Part of a data file
▬▬▬
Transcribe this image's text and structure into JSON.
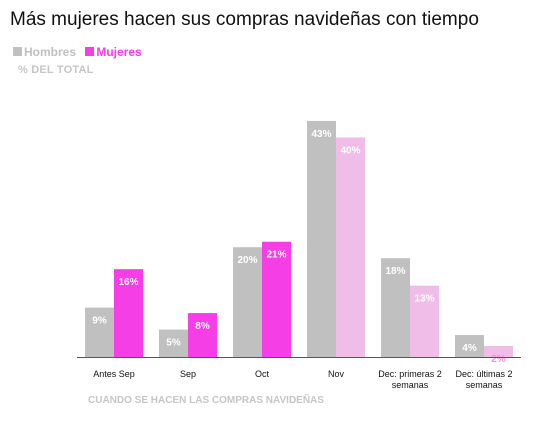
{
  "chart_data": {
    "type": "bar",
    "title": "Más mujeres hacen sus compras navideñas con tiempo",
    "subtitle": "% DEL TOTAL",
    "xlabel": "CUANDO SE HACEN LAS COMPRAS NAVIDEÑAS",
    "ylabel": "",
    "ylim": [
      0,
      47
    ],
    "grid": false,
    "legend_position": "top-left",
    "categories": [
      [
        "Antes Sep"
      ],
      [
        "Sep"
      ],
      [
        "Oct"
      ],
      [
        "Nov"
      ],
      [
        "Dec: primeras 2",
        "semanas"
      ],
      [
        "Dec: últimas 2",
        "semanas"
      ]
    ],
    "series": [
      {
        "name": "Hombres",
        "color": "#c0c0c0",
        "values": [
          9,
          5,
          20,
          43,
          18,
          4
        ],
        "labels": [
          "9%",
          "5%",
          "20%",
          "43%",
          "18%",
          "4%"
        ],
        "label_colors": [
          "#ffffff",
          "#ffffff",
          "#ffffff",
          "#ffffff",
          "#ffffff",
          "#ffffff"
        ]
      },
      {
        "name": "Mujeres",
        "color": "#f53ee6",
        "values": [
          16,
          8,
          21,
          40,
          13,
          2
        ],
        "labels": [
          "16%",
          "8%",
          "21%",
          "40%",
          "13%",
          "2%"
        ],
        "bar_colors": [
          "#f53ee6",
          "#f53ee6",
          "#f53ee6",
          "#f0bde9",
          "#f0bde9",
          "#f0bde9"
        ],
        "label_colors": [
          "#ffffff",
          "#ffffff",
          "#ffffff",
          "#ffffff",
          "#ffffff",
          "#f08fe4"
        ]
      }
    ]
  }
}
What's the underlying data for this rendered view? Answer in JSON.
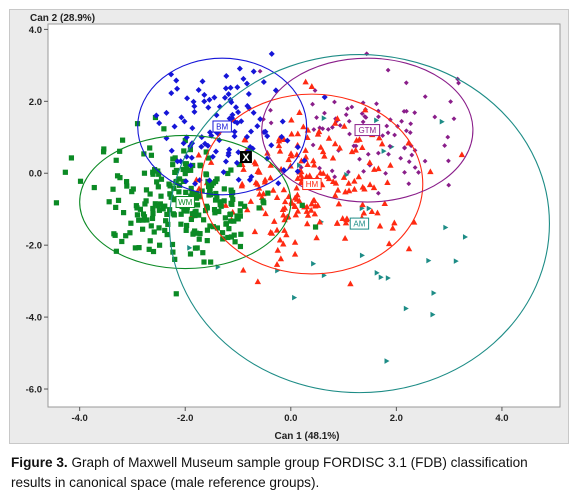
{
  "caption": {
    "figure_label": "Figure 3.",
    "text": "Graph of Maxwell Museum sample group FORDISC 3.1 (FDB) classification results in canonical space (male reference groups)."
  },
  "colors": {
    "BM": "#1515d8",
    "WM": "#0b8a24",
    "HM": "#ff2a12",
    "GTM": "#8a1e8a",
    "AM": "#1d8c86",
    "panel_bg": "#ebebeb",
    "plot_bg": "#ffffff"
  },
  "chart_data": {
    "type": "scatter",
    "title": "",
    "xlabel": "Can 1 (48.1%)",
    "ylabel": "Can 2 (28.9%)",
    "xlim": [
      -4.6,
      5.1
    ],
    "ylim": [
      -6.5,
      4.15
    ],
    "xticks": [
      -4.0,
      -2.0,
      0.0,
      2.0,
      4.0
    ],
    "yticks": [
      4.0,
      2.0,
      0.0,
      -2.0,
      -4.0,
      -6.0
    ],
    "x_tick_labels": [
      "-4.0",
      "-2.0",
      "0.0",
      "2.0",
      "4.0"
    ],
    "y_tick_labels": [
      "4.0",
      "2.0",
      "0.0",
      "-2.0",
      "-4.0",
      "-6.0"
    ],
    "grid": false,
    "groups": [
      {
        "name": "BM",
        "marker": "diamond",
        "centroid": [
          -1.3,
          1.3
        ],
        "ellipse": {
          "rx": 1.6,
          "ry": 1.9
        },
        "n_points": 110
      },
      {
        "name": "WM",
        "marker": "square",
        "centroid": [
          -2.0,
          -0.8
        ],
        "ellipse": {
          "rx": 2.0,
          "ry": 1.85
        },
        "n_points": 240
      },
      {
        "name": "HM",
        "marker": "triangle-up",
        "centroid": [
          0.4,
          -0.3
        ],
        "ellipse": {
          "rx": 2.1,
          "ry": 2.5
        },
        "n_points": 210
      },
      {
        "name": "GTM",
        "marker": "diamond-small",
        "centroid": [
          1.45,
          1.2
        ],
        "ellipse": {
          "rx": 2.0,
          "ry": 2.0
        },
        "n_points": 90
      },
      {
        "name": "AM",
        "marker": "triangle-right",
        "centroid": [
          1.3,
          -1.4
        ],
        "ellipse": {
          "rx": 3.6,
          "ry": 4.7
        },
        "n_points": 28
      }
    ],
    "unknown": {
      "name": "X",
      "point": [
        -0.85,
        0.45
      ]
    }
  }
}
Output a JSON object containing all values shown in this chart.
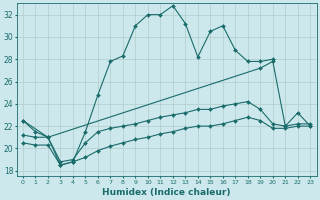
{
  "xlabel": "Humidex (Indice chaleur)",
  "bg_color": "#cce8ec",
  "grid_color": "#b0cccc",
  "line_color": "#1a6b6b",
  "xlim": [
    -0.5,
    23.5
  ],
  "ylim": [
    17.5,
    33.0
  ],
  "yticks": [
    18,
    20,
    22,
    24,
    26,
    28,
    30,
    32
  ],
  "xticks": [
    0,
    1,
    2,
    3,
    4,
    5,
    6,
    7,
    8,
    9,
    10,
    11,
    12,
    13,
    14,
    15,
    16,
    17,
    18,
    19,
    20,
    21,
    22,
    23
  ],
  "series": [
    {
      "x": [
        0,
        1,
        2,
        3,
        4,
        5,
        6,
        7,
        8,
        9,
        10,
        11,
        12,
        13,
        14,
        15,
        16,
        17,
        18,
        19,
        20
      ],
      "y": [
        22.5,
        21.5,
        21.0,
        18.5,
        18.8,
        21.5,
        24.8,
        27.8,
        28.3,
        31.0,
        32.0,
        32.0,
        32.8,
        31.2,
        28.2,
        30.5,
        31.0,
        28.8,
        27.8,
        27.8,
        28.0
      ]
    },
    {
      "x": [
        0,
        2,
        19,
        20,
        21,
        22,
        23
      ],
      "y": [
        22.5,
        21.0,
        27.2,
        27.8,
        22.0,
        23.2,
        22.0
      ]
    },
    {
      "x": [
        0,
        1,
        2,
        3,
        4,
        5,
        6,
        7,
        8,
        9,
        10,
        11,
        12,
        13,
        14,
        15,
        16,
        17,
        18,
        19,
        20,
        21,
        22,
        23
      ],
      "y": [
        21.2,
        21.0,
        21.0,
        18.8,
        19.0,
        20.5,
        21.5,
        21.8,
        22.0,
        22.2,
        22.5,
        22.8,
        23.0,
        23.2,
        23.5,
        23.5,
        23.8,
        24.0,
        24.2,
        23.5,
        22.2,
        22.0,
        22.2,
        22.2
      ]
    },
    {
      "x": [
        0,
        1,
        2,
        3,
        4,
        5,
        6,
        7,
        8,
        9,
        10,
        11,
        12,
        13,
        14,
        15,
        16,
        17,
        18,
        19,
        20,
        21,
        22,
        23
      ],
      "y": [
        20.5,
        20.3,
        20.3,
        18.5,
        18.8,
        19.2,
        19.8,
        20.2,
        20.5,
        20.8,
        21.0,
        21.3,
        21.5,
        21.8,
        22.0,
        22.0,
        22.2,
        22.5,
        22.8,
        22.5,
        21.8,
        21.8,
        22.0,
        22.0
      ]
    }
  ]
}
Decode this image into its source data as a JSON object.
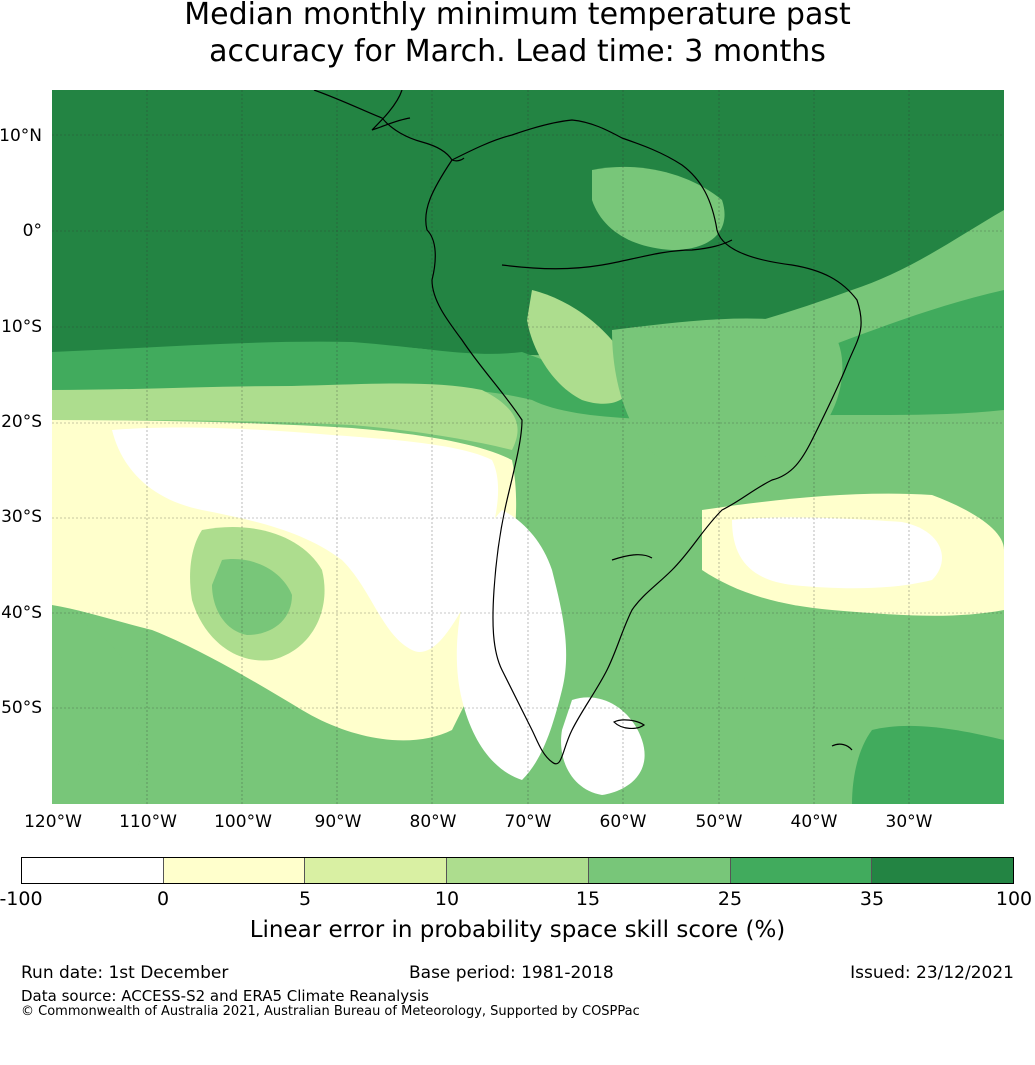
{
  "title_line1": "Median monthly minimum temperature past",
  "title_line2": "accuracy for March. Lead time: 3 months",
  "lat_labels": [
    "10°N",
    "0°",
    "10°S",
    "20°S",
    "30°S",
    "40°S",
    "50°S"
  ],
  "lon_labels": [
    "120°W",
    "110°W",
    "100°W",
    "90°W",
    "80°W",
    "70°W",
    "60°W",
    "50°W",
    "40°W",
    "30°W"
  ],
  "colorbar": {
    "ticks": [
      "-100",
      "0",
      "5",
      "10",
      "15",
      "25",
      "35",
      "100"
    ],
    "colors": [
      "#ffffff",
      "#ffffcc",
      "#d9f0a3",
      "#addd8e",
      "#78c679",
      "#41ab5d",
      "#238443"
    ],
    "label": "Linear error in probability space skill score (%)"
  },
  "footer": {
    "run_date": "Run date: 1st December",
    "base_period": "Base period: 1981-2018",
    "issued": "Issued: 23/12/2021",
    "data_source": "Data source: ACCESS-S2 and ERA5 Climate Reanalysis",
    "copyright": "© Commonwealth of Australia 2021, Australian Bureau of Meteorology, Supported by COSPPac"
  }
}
▬▬▬
• Work to do
Check every line in the material above for the string "source", then give only the number of lines that have it.

• Result below
2